**WRITTEN INSTRUCTION:** Restate the full listing word for word and leave the pictures out.

**ROWS:**
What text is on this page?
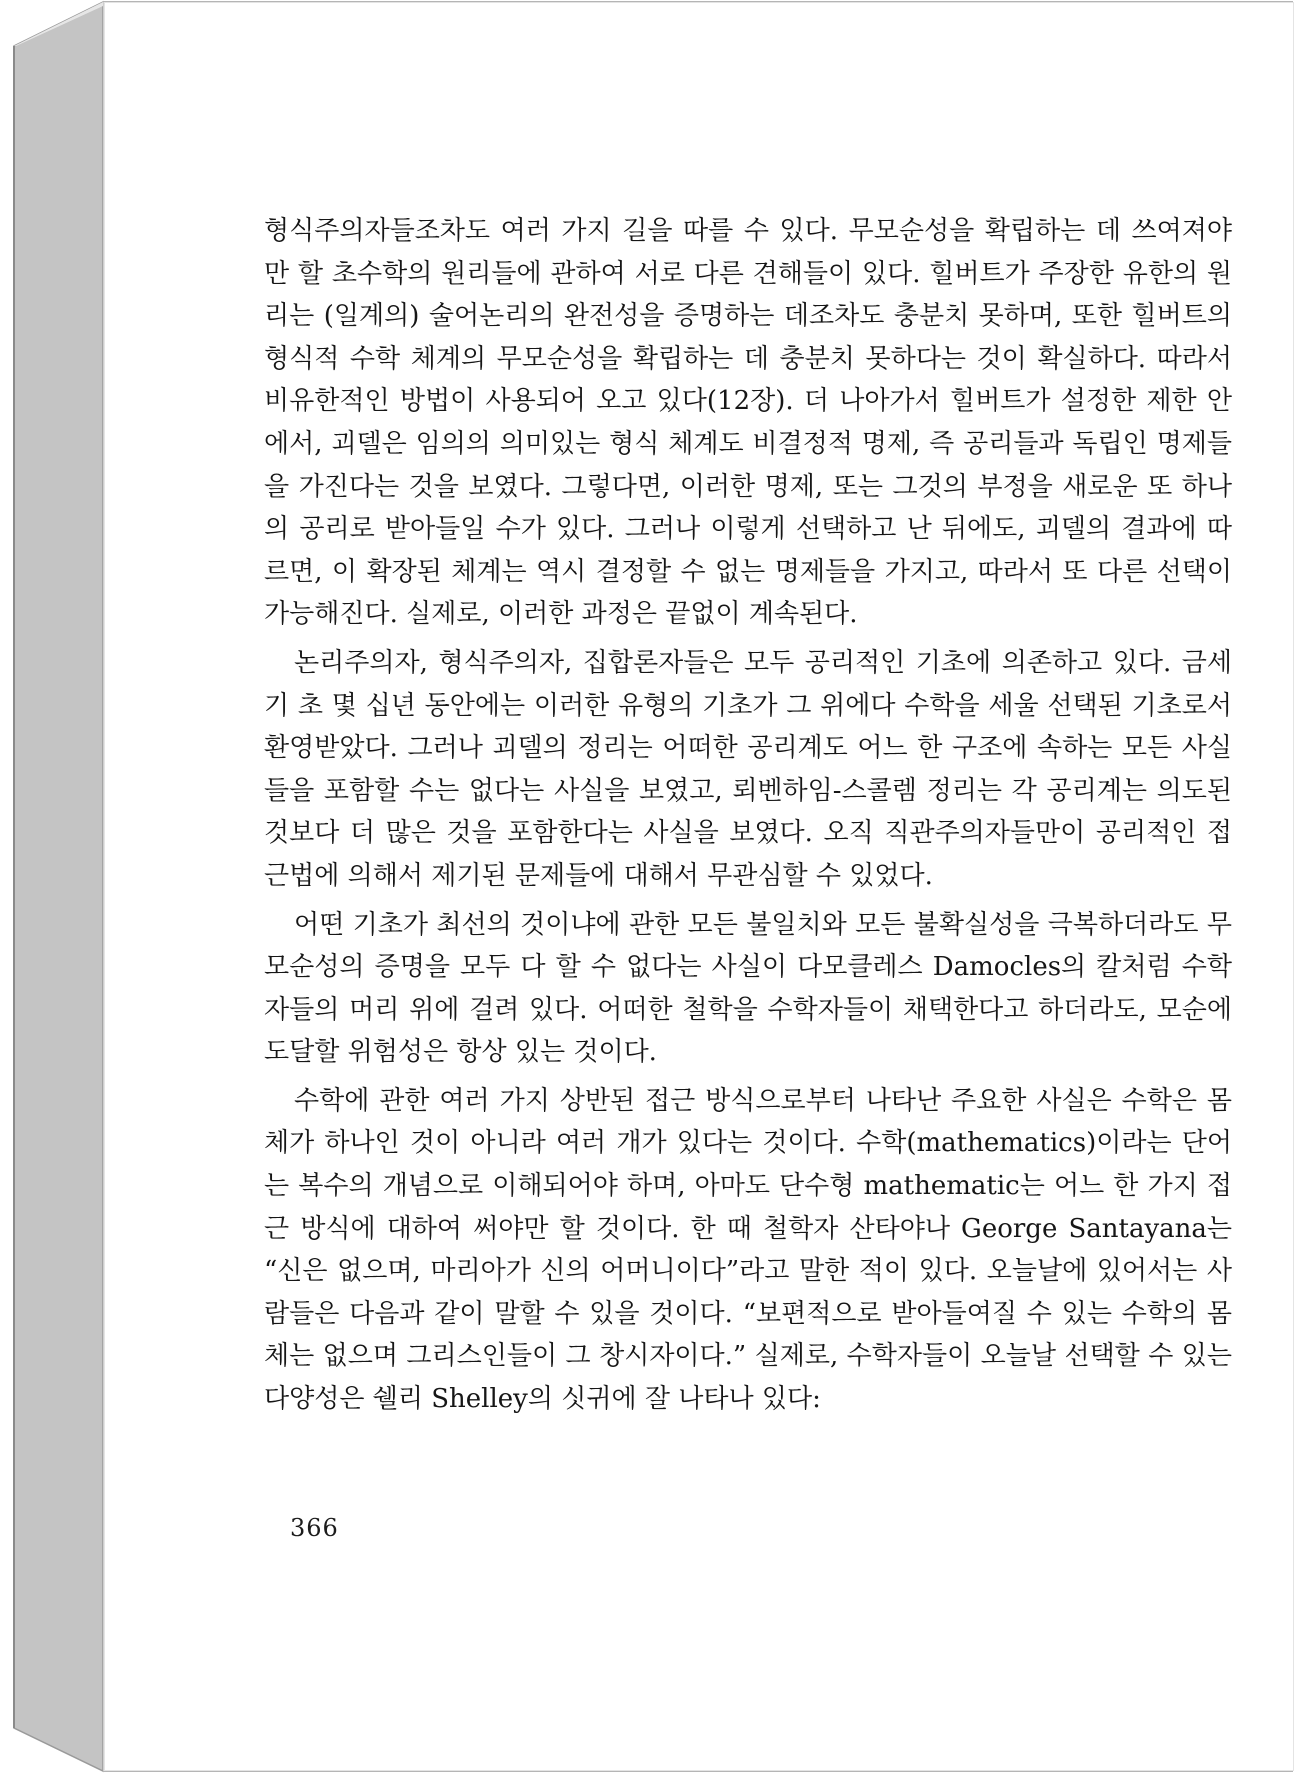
형식주의자들조차도 여러 가지 길을 따를 수 있다. 무모순성을 확립하는 데 쓰여져야만 할 초수학의 원리들에 관하여 서로 다른 견해들이 있다. 힐버트가 주장한 유한의 원리는 (일계의) 술어논리의 완전성을 증명하는 데조차도 충분치 못하며, 또한 힐버트의 형식적 수학 체계의 무모순성을 확립하는 데 충분치 못하다는 것이 확실하다. 따라서 비유한적인 방법이 사용되어 오고 있다(12장). 더 나아가서 힐버트가 설정한 제한 안에서, 괴델은 임의의 의미있는 형식 체계도 비결정적 명제, 즉 공리들과 독립인 명제들을 가진다는 것을 보였다. 그렇다면, 이러한 명제, 또는 그것의 부정을 새로운 또 하나의 공리로 받아들일 수가 있다. 그러나 이렇게 선택하고 난 뒤에도, 괴델의 결과에 따르면, 이 확장된 체계는 역시 결정할 수 없는 명제들을 가지고, 따라서 또 다른 선택이 가능해진다. 실제로, 이러한 과정은 끝없이 계속된다.

논리주의자, 형식주의자, 집합론자들은 모두 공리적인 기초에 의존하고 있다. 금세기 초 몇 십년 동안에는 이러한 유형의 기초가 그 위에다 수학을 세울 선택된 기초로서 환영받았다. 그러나 괴델의 정리는 어떠한 공리계도 어느 한 구조에 속하는 모든 사실들을 포함할 수는 없다는 사실을 보였고, 뢰벤하임-스콜렘 정리는 각 공리계는 의도된 것보다 더 많은 것을 포함한다는 사실을 보였다. 오직 직관주의자들만이 공리적인 접근법에 의해서 제기된 문제들에 대해서 무관심할 수 있었다.

어떤 기초가 최선의 것이냐에 관한 모든 불일치와 모든 불확실성을 극복하더라도 무모순성의 증명을 모두 다 할 수 없다는 사실이 다모클레스 Damocles의 칼처럼 수학자들의 머리 위에 걸려 있다. 어떠한 철학을 수학자들이 채택한다고 하더라도, 모순에 도달할 위험성은 항상 있는 것이다.

수학에 관한 여러 가지 상반된 접근 방식으로부터 나타난 주요한 사실은 수학은 몸체가 하나인 것이 아니라 여러 개가 있다는 것이다. 수학(mathematics)이라는 단어는 복수의 개념으로 이해되어야 하며, 아마도 단수형 mathematic는 어느 한 가지 접근 방식에 대하여 써야만 할 것이다. 한 때 철학자 산타야나 George Santayana는 “신은 없으며, 마리아가 신의 어머니이다”라고 말한 적이 있다. 오늘날에 있어서는 사람들은 다음과 같이 말할 수 있을 것이다. “보편적으로 받아들여질 수 있는 수학의 몸체는 없으며 그리스인들이 그 창시자이다.” 실제로, 수학자들이 오늘날 선택할 수 있는 다양성은 쉘리 Shelley의 싯귀에 잘 나타나 있다:

366
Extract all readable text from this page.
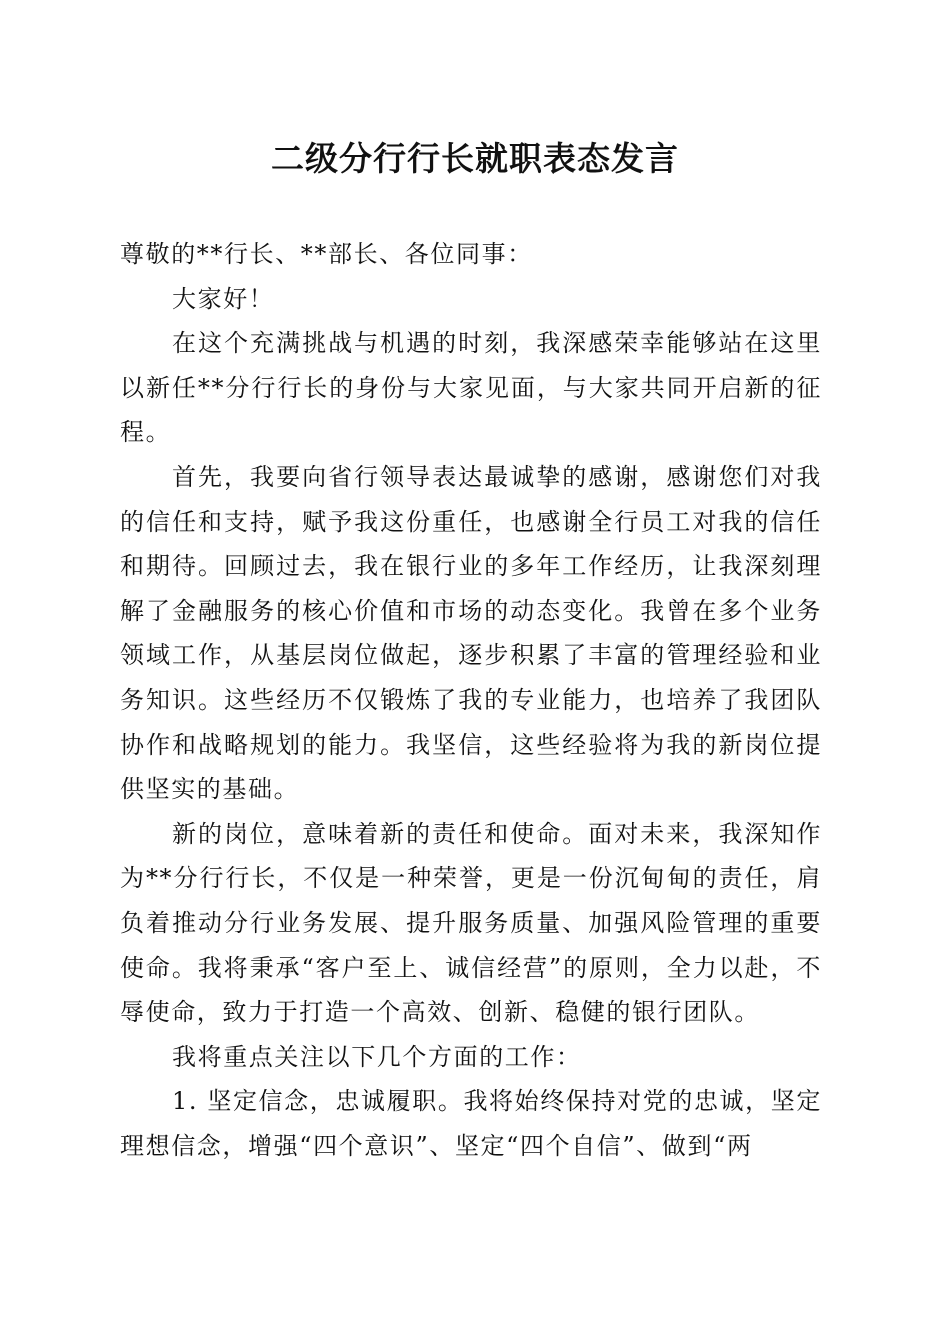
二级分行行长就职表态发言

尊敬的**行长、**部长、各位同事：

大家好！

在这个充满挑战与机遇的时刻，我深感荣幸能够站在这里以新任**分行行长的身份与大家见面，与大家共同开启新的征程。

首先，我要向省行领导表达最诚挚的感谢，感谢您们对我的信任和支持，赋予我这份重任，也感谢全行员工对我的信任和期待。回顾过去，我在银行业的多年工作经历，让我深刻理解了金融服务的核心价值和市场的动态变化。我曾在多个业务领域工作，从基层岗位做起，逐步积累了丰富的管理经验和业务知识。这些经历不仅锻炼了我的专业能力，也培养了我团队协作和战略规划的能力。我坚信，这些经验将为我的新岗位提供坚实的基础。

新的岗位，意味着新的责任和使命。面对未来，我深知作为**分行行长，不仅是一种荣誉，更是一份沉甸甸的责任，肩负着推动分行业务发展、提升服务质量、加强风险管理的重要使命。我将秉承“客户至上、诚信经营”的原则，全力以赴，不辱使命，致力于打造一个高效、创新、稳健的银行团队。

我将重点关注以下几个方面的工作：

1. 坚定信念，忠诚履职。我将始终保持对党的忠诚，坚定理想信念，增强“四个意识”、坚定“四个自信”、做到“两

**FINAL RESULT:**
What text is on this page?
형식주의자들조차도 여러 가지 길을 따를 수 있다. 무모순성을 확립하는 데 쓰여져야만 할 초수학의 원리들에 관하여 서로 다른 견해들이 있다. 힐버트가 주장한 유한의 원리는 (일계의) 술어논리의 완전성을 증명하는 데조차도 충분치 못하며, 또한 힐버트의 형식적 수학 체계의 무모순성을 확립하는 데 충분치 못하다는 것이 확실하다. 따라서 비유한적인 방법이 사용되어 오고 있다(12장). 더 나아가서 힐버트가 설정한 제한 안에서, 괴델은 임의의 의미있는 형식 체계도 비결정적 명제, 즉 공리들과 독립인 명제들을 가진다는 것을 보였다. 그렇다면, 이러한 명제, 또는 그것의 부정을 새로운 또 하나의 공리로 받아들일 수가 있다. 그러나 이렇게 선택하고 난 뒤에도, 괴델의 결과에 따르면, 이 확장된 체계는 역시 결정할 수 없는 명제들을 가지고, 따라서 또 다른 선택이 가능해진다. 실제로, 이러한 과정은 끝없이 계속된다.

논리주의자, 형식주의자, 집합론자들은 모두 공리적인 기초에 의존하고 있다. 금세기 초 몇 십년 동안에는 이러한 유형의 기초가 그 위에다 수학을 세울 선택된 기초로서 환영받았다. 그러나 괴델의 정리는 어떠한 공리계도 어느 한 구조에 속하는 모든 사실들을 포함할 수는 없다는 사실을 보였고, 뢰벤하임-스콜렘 정리는 각 공리계는 의도된 것보다 더 많은 것을 포함한다는 사실을 보였다. 오직 직관주의자들만이 공리적인 접근법에 의해서 제기된 문제들에 대해서 무관심할 수 있었다.

어떤 기초가 최선의 것이냐에 관한 모든 불일치와 모든 불확실성을 극복하더라도 무모순성의 증명을 모두 다 할 수 없다는 사실이 다모클레스 Damocles의 칼처럼 수학자들의 머리 위에 걸려 있다. 어떠한 철학을 수학자들이 채택한다고 하더라도, 모순에 도달할 위험성은 항상 있는 것이다.

수학에 관한 여러 가지 상반된 접근 방식으로부터 나타난 주요한 사실은 수학은 몸체가 하나인 것이 아니라 여러 개가 있다는 것이다. 수학(mathematics)이라는 단어는 복수의 개념으로 이해되어야 하며, 아마도 단수형 mathematic는 어느 한 가지 접근 방식에 대하여 써야만 할 것이다. 한 때 철학자 산타야나 George Santayana는 “신은 없으며, 마리아가 신의 어머니이다”라고 말한 적이 있다. 오늘날에 있어서는 사람들은 다음과 같이 말할 수 있을 것이다. “보편적으로 받아들여질 수 있는 수학의 몸체는 없으며 그리스인들이 그 창시자이다.” 실제로, 수학자들이 오늘날 선택할 수 있는 다양성은 쉘리 Shelley의 싯귀에 잘 나타나 있다:

366
Extract all readable text from this page.
二级分行行长就职表态发言

尊敬的**行长、**部长、各位同事：

大家好！

在这个充满挑战与机遇的时刻，我深感荣幸能够站在这里以新任**分行行长的身份与大家见面，与大家共同开启新的征程。

首先，我要向省行领导表达最诚挚的感谢，感谢您们对我的信任和支持，赋予我这份重任，也感谢全行员工对我的信任和期待。回顾过去，我在银行业的多年工作经历，让我深刻理解了金融服务的核心价值和市场的动态变化。我曾在多个业务领域工作，从基层岗位做起，逐步积累了丰富的管理经验和业务知识。这些经历不仅锻炼了我的专业能力，也培养了我团队协作和战略规划的能力。我坚信，这些经验将为我的新岗位提供坚实的基础。

新的岗位，意味着新的责任和使命。面对未来，我深知作为**分行行长，不仅是一种荣誉，更是一份沉甸甸的责任，肩负着推动分行业务发展、提升服务质量、加强风险管理的重要使命。我将秉承“客户至上、诚信经营”的原则，全力以赴，不辱使命，致力于打造一个高效、创新、稳健的银行团队。

我将重点关注以下几个方面的工作：

1. 坚定信念，忠诚履职。我将始终保持对党的忠诚，坚定理想信念，增强“四个意识”、坚定“四个自信”、做到“两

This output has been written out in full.